What to do: Every line of the listing must be reproduced as it stands. Leave the images behind.

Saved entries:
+++

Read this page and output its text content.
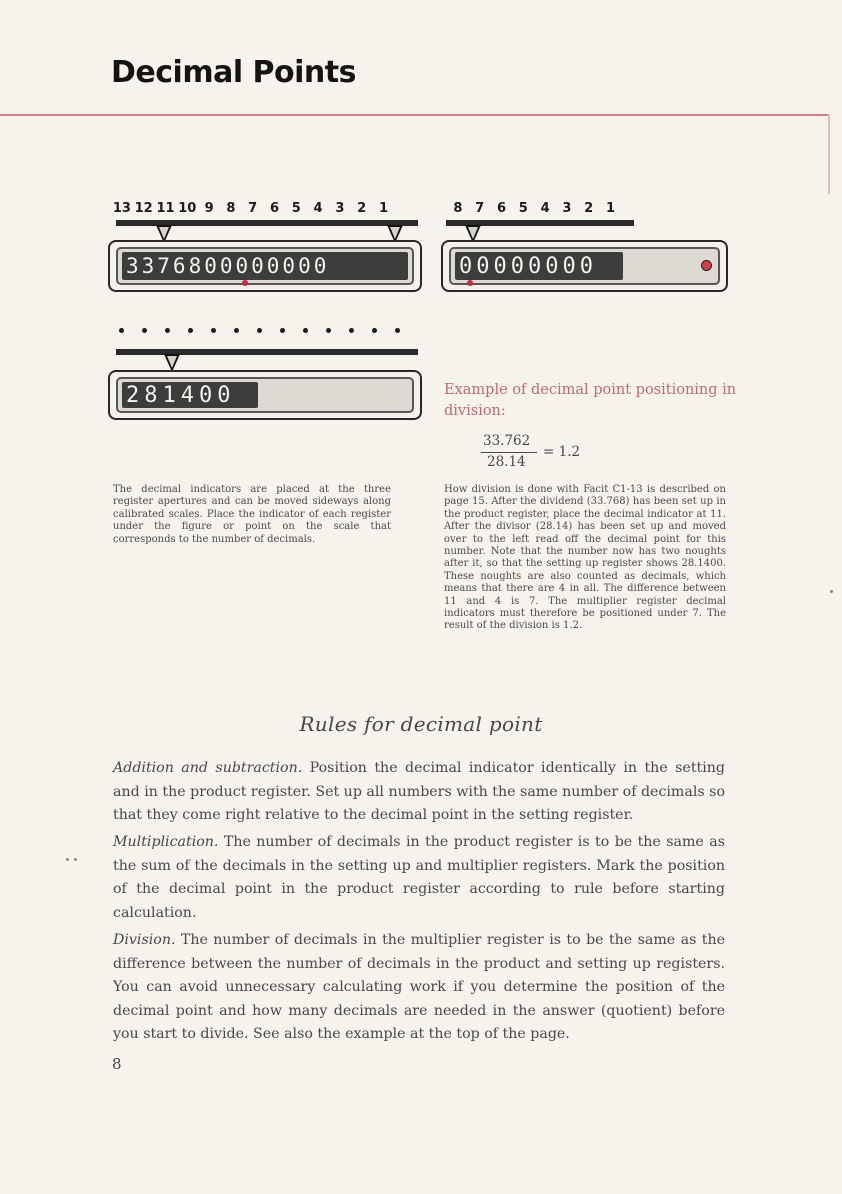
Decimal Points
13 12 11 10 9 8 7 6 5 4 3 2 1
3376800000000
8 7 6 5 4 3 2 1
00000000
281400	Example of decimal point positioning in division:

33.762
28.14
= 1.2

The decimal indicators are placed at the three register apertures and can be moved sideways along calibrated scales. Place the indicator of each register under the figure or point on the scale that corresponds to the number of decimals.

How division is done with Facit C1-13 is described on page 15. After the dividend (33.768) has been set up in the product register, place the decimal indicator at 11. After the divisor (28.14) has been set up and moved over to the left read off the decimal point for this number. Note that the number now has two noughts after it, so that the setting up register shows 28.1400. These noughts are also counted as decimals, which means that there are 4 in all. The difference between 11 and 4 is 7. The multiplier register decimal indicators must therefore be positioned under 7. The result of the division is 1.2.

Rules for decimal point

Addition and subtraction. Position the decimal indicator identically in the setting and in the product register. Set up all numbers with the same number of decimals so that they come right relative to the decimal point in the setting register.

Multiplication. The number of decimals in the product register is to be the same as the sum of the decimals in the setting up and multiplier registers. Mark the position of the decimal point in the product register according to rule before starting calculation.

Division. The number of decimals in the multiplier register is to be the same as the difference between the number of decimals in the product and setting up registers. You can avoid unnecessary calculating work if you determine the position of the decimal point and how many decimals are needed in the answer (quotient) before you start to divide. See also the example at the top of the page.

8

+++

Result of the exercise:
Read this page and output its text content.
Decimal Points
13 12 11 10 9 8 7 6 5 4 3 2 1
3376800000000
8 7 6 5 4 3 2 1
00000000
281400	Example of decimal point positioning in division:

33.762
28.14
= 1.2

The decimal indicators are placed at the three register apertures and can be moved sideways along calibrated scales. Place the indicator of each register under the figure or point on the scale that corresponds to the number of decimals.

How division is done with Facit C1-13 is described on page 15. After the dividend (33.768) has been set up in the product register, place the decimal indicator at 11. After the divisor (28.14) has been set up and moved over to the left read off the decimal point for this number. Note that the number now has two noughts after it, so that the setting up register shows 28.1400. These noughts are also counted as decimals, which means that there are 4 in all. The difference between 11 and 4 is 7. The multiplier register decimal indicators must therefore be positioned under 7. The result of the division is 1.2.

Rules for decimal point

Addition and subtraction. Position the decimal indicator identically in the setting and in the product register. Set up all numbers with the same number of decimals so that they come right relative to the decimal point in the setting register.

Multiplication. The number of decimals in the product register is to be the same as the sum of the decimals in the setting up and multiplier registers. Mark the position of the decimal point in the product register according to rule before starting calculation.

Division. The number of decimals in the multiplier register is to be the same as the difference between the number of decimals in the product and setting up registers. You can avoid unnecessary calculating work if you determine the position of the decimal point and how many decimals are needed in the answer (quotient) before you start to divide. See also the example at the top of the page.

8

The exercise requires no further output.